Stated task - Locate the string "title" in the records below. Copy every line where it occurs.

Entries provided -
··········

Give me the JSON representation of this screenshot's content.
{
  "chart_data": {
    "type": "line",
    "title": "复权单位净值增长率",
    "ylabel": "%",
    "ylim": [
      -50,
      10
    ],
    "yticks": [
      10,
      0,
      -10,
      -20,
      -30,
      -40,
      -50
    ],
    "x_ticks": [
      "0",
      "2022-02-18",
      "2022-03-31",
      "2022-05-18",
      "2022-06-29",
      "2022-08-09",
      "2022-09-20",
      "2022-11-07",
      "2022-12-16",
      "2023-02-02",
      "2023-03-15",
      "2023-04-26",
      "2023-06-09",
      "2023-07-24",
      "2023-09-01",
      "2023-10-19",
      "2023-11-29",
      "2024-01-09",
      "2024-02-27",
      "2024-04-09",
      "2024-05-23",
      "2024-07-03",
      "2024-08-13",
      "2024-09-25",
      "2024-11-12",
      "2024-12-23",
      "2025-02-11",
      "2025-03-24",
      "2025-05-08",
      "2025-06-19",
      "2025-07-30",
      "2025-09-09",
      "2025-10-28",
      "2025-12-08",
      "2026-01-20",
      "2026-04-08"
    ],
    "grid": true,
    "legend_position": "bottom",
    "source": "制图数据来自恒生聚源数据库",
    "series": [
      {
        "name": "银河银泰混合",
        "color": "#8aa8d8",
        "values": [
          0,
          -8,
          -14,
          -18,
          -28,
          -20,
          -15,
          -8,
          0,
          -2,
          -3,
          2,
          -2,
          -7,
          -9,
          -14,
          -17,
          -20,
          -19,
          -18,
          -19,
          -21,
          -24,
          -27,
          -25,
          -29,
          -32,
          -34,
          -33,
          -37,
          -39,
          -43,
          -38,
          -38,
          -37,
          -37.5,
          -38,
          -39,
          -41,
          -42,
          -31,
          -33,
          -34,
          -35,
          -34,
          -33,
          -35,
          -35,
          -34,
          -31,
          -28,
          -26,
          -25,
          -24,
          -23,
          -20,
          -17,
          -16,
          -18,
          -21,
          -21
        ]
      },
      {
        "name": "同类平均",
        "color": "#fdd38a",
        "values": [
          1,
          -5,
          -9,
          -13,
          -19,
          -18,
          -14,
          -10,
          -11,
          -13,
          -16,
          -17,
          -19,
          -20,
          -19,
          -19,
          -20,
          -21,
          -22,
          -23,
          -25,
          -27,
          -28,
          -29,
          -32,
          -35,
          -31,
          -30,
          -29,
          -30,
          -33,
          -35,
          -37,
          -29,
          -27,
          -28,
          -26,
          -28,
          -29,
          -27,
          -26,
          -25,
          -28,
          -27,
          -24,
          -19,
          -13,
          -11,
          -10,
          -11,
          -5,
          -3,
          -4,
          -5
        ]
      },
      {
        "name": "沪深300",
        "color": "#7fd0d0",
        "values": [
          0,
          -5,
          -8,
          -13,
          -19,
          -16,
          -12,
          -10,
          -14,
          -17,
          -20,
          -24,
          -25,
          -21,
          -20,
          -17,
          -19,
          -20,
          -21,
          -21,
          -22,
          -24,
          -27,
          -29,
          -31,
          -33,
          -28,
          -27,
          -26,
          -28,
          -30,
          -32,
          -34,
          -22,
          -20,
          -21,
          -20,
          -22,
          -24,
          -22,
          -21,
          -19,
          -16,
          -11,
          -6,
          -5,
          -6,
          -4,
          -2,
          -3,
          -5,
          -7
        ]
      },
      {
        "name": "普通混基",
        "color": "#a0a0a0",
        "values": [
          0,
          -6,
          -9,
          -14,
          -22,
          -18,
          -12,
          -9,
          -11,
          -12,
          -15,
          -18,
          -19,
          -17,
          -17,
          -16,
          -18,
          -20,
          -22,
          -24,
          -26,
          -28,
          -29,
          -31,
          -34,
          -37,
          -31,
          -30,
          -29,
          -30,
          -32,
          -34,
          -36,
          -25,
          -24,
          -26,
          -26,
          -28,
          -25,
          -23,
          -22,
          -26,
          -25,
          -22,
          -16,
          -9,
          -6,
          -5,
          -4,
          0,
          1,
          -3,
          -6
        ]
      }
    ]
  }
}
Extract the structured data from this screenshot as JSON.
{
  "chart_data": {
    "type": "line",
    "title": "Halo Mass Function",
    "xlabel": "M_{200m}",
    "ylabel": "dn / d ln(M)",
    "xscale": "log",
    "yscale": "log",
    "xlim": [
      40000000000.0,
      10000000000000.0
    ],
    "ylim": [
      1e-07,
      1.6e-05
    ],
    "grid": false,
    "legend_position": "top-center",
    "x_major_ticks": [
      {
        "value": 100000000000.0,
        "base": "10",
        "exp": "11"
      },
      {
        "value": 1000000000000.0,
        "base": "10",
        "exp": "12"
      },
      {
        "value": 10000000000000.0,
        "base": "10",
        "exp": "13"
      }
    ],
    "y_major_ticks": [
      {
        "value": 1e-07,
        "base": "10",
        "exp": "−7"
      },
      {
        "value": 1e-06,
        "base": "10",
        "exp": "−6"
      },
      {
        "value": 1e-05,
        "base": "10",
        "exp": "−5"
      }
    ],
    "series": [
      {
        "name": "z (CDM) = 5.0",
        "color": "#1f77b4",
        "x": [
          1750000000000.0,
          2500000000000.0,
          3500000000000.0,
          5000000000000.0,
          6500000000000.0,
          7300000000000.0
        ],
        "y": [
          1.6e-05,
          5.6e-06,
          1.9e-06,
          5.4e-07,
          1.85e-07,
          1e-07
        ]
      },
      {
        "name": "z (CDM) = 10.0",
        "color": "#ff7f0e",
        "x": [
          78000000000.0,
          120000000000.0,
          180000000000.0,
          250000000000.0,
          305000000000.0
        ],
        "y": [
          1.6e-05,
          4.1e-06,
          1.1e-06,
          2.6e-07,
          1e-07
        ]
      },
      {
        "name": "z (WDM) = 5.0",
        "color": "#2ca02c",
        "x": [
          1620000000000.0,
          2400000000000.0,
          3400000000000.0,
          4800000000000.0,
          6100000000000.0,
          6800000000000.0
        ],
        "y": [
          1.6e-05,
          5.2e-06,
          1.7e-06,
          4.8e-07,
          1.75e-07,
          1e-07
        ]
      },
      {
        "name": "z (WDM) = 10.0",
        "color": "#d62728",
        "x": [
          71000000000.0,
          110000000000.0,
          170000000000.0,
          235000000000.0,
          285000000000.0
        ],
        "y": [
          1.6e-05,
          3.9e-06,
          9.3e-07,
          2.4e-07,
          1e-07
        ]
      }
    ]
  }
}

··········

Solution to this exercise -
    "title": "复权单位净值增长率",
    "title": "Halo Mass Function",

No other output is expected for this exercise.